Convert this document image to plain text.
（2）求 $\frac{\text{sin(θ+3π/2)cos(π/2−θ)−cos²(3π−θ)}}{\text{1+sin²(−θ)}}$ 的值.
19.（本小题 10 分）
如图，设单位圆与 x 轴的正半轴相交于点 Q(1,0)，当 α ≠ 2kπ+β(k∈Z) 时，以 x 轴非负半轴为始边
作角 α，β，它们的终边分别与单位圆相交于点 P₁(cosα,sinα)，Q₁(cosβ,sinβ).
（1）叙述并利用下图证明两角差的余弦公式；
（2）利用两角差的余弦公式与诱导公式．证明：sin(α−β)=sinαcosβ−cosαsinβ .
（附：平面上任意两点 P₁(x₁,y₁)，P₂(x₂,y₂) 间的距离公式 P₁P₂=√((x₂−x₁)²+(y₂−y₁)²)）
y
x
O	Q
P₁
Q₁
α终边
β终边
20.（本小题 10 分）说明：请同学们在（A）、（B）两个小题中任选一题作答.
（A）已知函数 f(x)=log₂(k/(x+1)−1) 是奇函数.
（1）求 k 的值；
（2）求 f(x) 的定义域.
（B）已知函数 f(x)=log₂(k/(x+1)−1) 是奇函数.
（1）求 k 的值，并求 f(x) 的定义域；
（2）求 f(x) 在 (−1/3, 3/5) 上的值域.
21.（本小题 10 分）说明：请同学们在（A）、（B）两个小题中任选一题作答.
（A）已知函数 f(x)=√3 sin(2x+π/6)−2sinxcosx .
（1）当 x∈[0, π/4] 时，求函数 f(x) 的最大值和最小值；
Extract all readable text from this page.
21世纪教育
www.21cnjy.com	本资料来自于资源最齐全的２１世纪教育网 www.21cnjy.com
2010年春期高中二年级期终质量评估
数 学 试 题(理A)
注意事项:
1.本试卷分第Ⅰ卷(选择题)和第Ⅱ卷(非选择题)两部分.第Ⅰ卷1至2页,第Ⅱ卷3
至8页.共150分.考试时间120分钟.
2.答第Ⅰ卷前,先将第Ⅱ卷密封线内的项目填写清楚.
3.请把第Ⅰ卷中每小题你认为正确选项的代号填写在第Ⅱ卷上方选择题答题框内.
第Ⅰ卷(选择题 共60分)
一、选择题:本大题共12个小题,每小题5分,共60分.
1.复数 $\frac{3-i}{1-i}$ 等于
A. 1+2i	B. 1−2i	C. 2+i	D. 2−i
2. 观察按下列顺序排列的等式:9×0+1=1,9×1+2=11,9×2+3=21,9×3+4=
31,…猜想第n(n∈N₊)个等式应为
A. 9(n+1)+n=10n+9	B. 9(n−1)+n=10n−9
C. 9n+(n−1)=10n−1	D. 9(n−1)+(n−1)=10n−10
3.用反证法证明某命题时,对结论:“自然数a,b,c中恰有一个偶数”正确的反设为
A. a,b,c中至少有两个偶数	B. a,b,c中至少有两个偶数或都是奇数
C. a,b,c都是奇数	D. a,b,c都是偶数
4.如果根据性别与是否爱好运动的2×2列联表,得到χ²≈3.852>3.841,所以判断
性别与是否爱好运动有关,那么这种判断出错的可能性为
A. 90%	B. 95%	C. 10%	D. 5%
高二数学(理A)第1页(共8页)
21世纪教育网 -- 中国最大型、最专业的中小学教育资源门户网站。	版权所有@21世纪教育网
▬▬▬
## Exercise instructions
Look above for every line with the word "text" and copy it.

## Response to the exercise
Convert this document image to plain text.
（2）求 $\frac{\text{sin(θ+3π/2)cos(π/2−θ)−cos²(3π−θ)}}{\text{1+sin²(−θ)}}$ 的值.
Extract all readable text from this page.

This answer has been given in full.